[Dataset listings of figures]
◇ ◇ ◇ ◇

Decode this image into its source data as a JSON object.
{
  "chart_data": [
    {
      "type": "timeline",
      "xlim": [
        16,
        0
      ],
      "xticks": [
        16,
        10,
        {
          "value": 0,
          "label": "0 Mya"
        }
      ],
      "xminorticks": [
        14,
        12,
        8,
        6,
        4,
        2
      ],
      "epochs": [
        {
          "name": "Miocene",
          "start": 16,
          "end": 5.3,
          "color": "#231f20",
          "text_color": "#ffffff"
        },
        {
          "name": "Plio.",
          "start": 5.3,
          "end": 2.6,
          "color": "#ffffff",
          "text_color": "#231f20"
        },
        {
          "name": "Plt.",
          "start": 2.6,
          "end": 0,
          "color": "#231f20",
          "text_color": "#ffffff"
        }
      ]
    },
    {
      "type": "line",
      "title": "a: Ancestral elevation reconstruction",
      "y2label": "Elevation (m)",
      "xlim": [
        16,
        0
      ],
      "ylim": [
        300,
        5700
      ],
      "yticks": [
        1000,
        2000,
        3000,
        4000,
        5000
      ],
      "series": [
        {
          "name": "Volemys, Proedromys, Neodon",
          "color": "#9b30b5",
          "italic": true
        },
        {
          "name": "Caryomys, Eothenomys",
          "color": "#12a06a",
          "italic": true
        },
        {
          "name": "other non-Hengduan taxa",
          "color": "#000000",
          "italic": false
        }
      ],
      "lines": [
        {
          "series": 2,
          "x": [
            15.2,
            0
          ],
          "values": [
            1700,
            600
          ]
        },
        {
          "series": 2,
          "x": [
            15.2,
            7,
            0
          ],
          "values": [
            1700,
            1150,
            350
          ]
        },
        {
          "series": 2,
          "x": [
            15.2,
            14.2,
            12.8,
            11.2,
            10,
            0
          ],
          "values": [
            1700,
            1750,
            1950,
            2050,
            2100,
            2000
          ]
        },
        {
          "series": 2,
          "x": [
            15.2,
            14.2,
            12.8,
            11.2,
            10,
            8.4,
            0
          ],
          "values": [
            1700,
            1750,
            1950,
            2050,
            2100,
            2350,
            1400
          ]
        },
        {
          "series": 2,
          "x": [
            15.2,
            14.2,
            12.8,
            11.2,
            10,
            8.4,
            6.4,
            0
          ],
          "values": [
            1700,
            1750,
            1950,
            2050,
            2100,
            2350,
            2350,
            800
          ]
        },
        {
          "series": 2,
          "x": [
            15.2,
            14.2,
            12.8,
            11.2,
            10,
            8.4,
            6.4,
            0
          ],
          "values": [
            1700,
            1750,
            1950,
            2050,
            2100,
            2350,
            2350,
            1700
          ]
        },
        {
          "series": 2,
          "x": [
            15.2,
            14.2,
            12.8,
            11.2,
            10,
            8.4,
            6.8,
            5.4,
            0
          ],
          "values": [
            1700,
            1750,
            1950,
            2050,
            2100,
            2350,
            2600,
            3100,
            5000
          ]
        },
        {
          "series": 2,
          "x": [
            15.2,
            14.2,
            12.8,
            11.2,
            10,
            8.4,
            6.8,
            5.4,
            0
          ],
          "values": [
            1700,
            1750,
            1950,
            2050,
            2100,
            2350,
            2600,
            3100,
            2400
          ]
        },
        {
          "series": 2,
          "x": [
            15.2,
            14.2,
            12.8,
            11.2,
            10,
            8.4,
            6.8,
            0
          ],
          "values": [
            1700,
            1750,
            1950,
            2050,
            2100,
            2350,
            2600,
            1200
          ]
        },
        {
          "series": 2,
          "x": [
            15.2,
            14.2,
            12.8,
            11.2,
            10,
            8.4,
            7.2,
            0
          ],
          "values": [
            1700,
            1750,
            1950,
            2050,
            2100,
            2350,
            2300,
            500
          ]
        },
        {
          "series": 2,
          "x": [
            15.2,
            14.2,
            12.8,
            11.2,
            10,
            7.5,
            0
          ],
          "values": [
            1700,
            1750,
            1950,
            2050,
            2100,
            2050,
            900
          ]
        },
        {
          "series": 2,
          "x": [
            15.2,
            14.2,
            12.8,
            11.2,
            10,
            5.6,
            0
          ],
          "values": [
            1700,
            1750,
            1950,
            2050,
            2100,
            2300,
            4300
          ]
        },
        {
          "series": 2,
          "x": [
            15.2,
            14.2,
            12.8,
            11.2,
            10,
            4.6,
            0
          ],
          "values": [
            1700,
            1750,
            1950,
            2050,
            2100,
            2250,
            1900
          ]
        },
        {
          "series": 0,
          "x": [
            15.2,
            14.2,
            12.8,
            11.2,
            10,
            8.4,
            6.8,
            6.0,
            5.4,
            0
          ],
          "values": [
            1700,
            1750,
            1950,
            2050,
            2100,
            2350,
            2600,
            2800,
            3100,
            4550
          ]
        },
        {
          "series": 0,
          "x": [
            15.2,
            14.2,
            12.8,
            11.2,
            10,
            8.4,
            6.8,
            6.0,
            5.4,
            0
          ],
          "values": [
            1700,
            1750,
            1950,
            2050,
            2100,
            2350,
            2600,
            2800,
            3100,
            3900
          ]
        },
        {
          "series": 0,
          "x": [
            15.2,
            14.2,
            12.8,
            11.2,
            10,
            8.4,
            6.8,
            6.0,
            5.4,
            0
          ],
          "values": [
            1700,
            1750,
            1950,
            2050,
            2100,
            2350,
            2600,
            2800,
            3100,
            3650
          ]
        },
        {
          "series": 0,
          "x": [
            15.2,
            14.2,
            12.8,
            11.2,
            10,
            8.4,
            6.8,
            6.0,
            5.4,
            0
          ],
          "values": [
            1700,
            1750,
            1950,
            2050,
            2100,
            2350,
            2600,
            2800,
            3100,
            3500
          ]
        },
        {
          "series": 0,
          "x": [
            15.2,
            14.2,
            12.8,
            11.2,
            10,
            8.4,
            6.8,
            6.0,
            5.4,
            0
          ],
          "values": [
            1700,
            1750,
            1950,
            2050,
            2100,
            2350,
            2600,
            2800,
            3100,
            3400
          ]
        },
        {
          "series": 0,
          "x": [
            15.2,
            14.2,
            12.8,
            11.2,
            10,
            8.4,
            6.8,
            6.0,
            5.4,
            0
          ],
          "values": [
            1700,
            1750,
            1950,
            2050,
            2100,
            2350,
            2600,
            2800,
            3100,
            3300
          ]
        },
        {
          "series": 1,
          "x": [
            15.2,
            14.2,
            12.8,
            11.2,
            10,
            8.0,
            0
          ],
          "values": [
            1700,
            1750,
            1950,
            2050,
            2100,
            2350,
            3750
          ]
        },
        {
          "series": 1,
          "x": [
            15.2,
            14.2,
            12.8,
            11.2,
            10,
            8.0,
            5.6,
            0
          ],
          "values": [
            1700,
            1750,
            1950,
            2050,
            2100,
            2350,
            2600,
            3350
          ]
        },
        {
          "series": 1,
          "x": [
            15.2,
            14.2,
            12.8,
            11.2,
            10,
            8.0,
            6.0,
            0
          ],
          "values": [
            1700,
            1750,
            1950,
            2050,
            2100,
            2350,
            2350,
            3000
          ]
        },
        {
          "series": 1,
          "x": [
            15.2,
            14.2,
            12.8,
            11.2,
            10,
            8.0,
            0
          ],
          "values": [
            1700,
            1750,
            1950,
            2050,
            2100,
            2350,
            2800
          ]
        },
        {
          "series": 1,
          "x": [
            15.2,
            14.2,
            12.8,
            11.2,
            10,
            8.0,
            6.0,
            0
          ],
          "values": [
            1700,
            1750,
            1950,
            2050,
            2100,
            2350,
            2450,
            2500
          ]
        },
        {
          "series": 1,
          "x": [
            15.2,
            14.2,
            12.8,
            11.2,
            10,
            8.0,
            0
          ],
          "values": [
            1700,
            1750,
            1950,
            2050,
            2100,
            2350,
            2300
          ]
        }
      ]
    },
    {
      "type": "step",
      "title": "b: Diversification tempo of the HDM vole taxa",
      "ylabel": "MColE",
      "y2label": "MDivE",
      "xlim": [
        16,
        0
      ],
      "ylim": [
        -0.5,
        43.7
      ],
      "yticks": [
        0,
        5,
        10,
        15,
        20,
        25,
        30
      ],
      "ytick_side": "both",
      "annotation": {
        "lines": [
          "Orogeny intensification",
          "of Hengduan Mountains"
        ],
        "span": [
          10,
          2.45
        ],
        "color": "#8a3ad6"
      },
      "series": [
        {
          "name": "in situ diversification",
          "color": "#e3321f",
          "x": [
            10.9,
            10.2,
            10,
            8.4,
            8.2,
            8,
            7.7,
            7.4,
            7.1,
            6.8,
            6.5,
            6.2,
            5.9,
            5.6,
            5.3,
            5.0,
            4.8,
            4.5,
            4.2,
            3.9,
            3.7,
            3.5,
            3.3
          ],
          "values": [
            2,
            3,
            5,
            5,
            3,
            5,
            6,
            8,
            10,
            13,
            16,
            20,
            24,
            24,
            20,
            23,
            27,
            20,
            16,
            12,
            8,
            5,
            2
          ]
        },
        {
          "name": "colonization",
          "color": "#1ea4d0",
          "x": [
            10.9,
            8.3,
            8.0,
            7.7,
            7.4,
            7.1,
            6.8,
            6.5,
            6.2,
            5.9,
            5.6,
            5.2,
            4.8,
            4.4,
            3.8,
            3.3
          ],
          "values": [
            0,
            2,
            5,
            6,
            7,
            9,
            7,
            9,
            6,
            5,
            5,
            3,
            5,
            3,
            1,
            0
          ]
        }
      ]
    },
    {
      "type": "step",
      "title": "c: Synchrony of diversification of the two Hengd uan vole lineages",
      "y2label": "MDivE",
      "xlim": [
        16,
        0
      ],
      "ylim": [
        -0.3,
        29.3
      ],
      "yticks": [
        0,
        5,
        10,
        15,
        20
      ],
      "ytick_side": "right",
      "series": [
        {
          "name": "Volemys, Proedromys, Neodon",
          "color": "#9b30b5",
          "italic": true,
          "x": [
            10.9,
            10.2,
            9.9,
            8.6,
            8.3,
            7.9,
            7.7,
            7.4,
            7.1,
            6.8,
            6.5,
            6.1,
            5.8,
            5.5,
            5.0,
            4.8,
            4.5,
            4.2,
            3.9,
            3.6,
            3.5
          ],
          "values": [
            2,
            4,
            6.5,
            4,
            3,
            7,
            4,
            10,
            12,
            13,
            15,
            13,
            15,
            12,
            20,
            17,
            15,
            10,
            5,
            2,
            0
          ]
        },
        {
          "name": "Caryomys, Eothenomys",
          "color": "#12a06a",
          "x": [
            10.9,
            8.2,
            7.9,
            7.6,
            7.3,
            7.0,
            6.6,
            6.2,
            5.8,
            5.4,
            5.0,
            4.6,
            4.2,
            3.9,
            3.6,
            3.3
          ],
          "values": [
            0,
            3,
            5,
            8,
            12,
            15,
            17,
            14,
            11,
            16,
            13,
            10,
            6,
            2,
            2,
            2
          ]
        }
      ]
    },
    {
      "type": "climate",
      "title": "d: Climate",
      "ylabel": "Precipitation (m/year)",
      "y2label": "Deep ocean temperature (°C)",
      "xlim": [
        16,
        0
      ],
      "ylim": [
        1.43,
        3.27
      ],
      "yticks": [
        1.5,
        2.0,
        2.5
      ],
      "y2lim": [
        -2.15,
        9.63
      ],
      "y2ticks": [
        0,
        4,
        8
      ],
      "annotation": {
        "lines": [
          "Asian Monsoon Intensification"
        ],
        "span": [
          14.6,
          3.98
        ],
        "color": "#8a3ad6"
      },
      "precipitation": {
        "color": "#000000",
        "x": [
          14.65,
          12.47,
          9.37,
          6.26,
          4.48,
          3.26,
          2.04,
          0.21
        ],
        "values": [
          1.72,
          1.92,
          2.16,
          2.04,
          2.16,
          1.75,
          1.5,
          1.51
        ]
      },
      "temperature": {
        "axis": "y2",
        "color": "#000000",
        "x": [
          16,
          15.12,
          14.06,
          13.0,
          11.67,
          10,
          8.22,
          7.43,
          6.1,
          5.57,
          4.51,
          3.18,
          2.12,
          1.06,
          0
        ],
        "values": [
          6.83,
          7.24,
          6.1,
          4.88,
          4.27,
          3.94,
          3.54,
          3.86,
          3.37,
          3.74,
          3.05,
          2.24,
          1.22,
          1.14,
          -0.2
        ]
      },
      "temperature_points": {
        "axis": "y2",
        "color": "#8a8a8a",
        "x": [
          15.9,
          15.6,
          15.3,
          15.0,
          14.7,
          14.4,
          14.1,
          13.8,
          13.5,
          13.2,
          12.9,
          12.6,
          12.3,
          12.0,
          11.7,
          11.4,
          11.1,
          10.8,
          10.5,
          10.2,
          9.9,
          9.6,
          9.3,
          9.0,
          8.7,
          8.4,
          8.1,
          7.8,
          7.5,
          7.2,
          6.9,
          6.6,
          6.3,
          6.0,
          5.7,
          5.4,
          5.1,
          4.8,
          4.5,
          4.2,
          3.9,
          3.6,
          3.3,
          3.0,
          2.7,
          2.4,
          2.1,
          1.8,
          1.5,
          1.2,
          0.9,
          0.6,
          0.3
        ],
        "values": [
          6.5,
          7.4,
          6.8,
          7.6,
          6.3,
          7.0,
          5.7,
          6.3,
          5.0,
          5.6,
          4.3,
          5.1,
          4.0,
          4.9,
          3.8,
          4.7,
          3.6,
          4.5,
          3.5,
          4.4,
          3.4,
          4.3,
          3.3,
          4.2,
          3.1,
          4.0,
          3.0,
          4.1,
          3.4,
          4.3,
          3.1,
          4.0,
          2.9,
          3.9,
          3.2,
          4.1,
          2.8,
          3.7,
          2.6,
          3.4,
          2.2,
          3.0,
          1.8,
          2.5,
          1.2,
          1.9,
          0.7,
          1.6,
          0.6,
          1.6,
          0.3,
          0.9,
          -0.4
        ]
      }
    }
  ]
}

◇ ◇ ◇ ◇

### What you will do
Copy each line from the data above that includes "ylabel".

### Finished task
      "ylabel": "MColE",
      "ylabel": "Precipitation (m/year)",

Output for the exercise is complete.